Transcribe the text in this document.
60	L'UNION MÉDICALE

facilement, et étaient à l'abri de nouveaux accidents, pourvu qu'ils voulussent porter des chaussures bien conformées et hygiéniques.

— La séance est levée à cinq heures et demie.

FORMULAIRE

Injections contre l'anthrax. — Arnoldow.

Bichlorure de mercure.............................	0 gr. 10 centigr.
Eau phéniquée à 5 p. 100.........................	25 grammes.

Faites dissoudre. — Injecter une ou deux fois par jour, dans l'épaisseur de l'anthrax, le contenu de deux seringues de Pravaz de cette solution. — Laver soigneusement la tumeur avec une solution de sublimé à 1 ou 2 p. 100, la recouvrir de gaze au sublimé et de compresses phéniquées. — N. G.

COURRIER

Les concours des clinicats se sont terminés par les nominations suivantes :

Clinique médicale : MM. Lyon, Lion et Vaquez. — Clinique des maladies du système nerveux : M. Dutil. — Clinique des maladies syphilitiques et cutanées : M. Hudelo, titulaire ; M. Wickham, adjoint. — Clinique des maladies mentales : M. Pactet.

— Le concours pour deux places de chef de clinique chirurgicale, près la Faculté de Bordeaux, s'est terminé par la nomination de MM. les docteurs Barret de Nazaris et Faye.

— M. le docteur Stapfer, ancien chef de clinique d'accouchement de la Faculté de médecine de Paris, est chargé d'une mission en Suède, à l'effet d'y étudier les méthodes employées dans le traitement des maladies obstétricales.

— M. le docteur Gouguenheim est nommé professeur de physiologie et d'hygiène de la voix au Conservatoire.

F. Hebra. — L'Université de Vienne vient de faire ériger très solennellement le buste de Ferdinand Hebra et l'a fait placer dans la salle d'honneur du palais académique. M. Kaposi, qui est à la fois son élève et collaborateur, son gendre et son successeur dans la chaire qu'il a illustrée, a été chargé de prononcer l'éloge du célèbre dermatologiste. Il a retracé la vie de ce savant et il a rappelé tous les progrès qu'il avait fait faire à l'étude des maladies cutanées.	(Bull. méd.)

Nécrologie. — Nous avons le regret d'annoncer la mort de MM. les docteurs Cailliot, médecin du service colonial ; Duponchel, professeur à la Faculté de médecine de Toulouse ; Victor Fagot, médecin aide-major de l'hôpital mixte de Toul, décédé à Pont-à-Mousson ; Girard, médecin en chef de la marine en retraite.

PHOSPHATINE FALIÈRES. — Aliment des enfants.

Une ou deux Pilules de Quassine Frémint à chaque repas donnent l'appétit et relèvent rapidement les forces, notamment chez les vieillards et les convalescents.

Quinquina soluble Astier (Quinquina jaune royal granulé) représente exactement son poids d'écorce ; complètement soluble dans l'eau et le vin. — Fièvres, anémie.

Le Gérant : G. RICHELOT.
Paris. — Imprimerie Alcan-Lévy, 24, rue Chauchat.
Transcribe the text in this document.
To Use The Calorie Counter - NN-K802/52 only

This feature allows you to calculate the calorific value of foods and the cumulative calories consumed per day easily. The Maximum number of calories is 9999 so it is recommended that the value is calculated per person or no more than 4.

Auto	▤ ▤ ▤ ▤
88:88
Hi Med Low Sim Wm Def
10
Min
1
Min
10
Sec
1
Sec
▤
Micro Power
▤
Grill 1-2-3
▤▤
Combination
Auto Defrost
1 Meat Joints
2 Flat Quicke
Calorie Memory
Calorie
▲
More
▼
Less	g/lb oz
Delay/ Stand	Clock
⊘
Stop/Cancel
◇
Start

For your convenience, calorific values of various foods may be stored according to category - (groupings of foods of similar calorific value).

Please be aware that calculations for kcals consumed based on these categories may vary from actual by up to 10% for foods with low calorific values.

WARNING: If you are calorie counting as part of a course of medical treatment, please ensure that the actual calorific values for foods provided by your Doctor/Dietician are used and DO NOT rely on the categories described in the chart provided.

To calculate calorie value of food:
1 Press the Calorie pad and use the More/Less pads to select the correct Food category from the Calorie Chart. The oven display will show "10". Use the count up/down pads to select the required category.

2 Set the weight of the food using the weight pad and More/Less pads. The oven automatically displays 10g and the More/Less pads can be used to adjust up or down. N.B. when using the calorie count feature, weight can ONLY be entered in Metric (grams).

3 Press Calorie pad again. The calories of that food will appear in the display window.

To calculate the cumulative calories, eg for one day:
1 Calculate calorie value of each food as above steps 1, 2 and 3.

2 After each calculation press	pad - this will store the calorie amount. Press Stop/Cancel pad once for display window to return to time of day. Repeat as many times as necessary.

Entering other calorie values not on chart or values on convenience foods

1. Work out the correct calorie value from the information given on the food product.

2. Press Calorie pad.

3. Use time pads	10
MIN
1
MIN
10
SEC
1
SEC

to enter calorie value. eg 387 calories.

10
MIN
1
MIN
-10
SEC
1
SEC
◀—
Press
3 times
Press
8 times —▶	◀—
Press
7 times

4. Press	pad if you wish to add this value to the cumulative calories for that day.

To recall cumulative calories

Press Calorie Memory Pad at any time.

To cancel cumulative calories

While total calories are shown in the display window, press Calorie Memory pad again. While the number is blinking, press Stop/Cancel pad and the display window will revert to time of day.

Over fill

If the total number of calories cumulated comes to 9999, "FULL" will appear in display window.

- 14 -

====

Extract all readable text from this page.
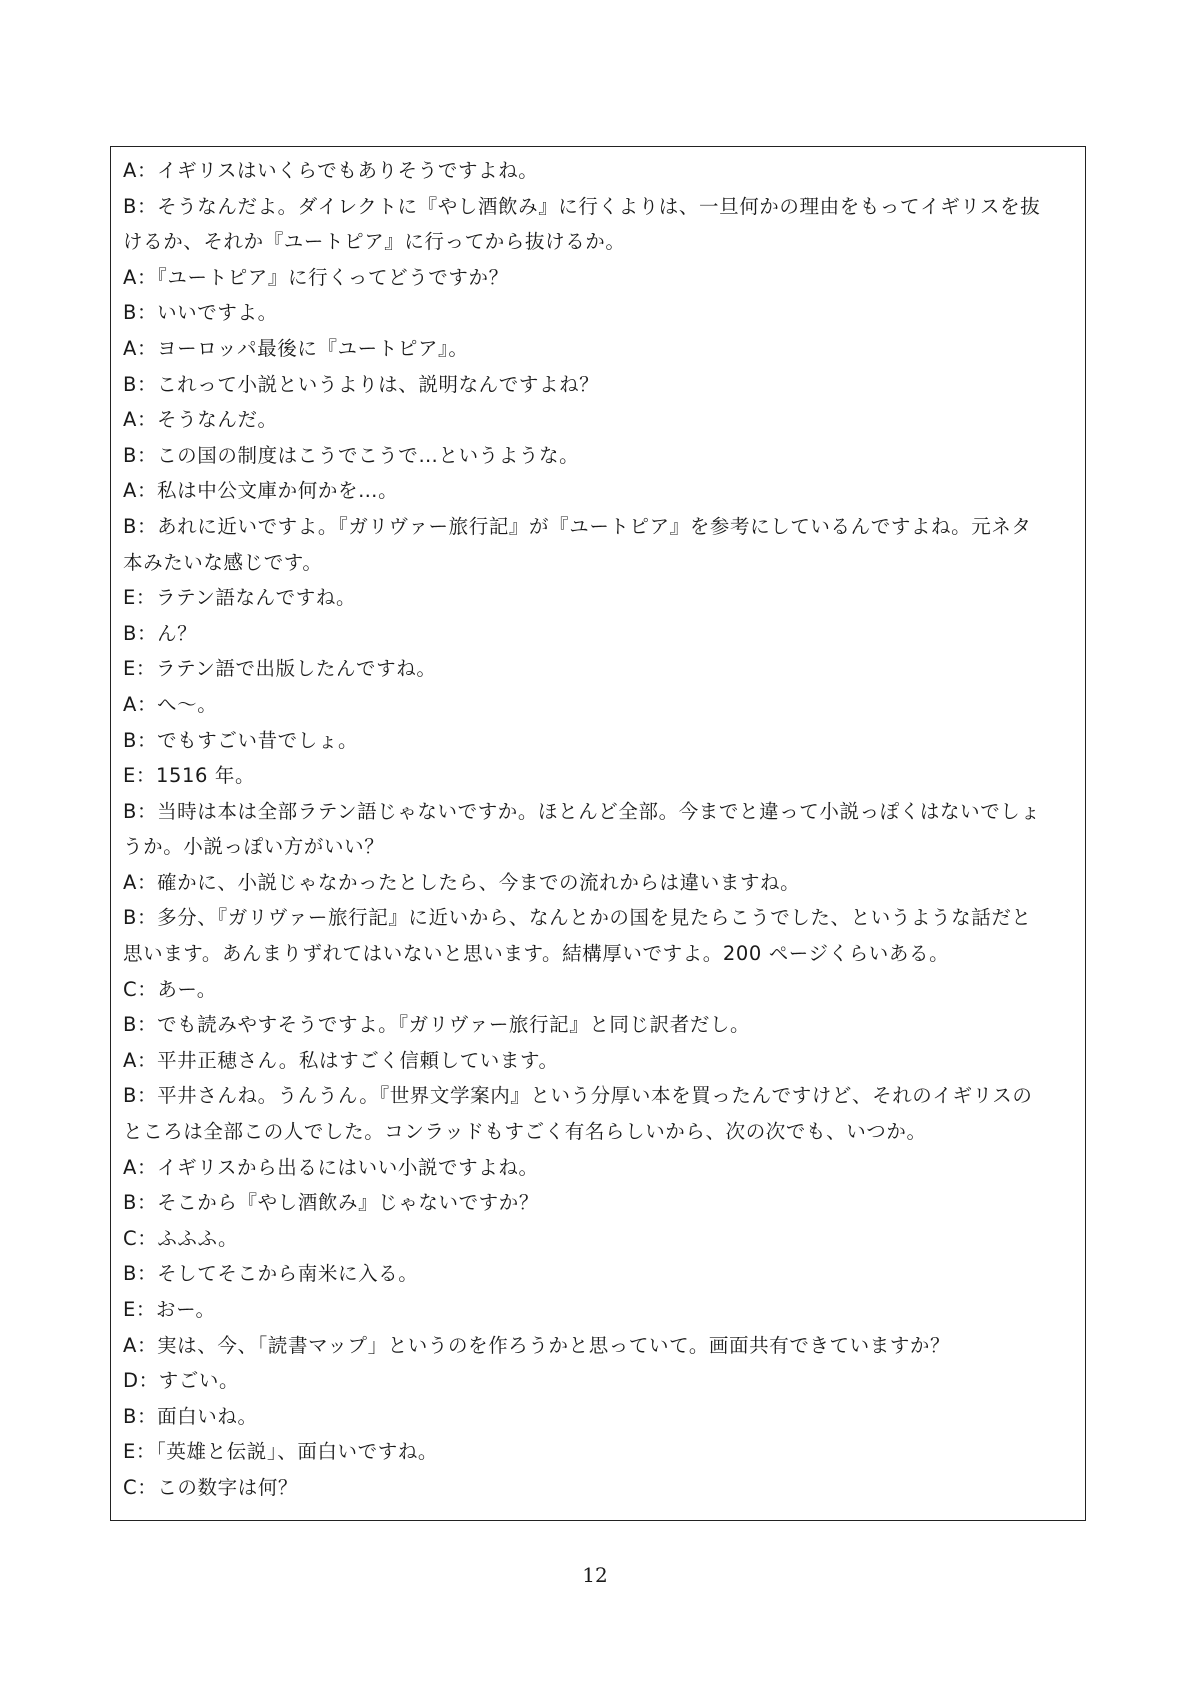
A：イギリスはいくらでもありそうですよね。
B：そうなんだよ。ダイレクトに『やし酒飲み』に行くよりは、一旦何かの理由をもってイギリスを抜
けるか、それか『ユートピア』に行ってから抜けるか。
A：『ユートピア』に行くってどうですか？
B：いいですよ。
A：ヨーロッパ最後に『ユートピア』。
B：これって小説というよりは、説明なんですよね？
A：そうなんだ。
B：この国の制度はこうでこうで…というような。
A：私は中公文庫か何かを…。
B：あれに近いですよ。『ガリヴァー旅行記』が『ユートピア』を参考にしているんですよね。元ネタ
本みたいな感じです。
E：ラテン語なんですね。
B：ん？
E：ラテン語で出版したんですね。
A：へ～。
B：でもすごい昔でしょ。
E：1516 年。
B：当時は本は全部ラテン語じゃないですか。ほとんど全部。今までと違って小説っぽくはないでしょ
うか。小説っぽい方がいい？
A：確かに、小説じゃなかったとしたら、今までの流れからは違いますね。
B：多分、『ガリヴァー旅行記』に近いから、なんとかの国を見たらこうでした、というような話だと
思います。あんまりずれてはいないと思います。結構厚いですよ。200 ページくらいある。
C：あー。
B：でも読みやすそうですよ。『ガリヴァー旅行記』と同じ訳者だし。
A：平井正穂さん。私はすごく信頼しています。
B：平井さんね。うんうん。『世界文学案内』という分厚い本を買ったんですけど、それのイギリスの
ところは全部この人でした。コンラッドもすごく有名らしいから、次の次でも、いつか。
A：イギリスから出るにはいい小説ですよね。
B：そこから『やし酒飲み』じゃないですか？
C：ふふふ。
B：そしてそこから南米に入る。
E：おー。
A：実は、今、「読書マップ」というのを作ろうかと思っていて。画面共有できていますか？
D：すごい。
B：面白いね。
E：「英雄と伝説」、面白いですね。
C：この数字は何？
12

====

## [EXERCISE GOAL]
Track down every line holding the string "categories" and copy it.

## [RESULT]
Please be aware that calculations for kcals consumed based on these categories may vary from actual by up to 10% for foods with low calorific values.
WARNING: If you are calorie counting as part of a course of medical treatment, please ensure that the actual calorific values for foods provided by your Doctor/Dietician are used and DO NOT rely on the categories described in the chart provided.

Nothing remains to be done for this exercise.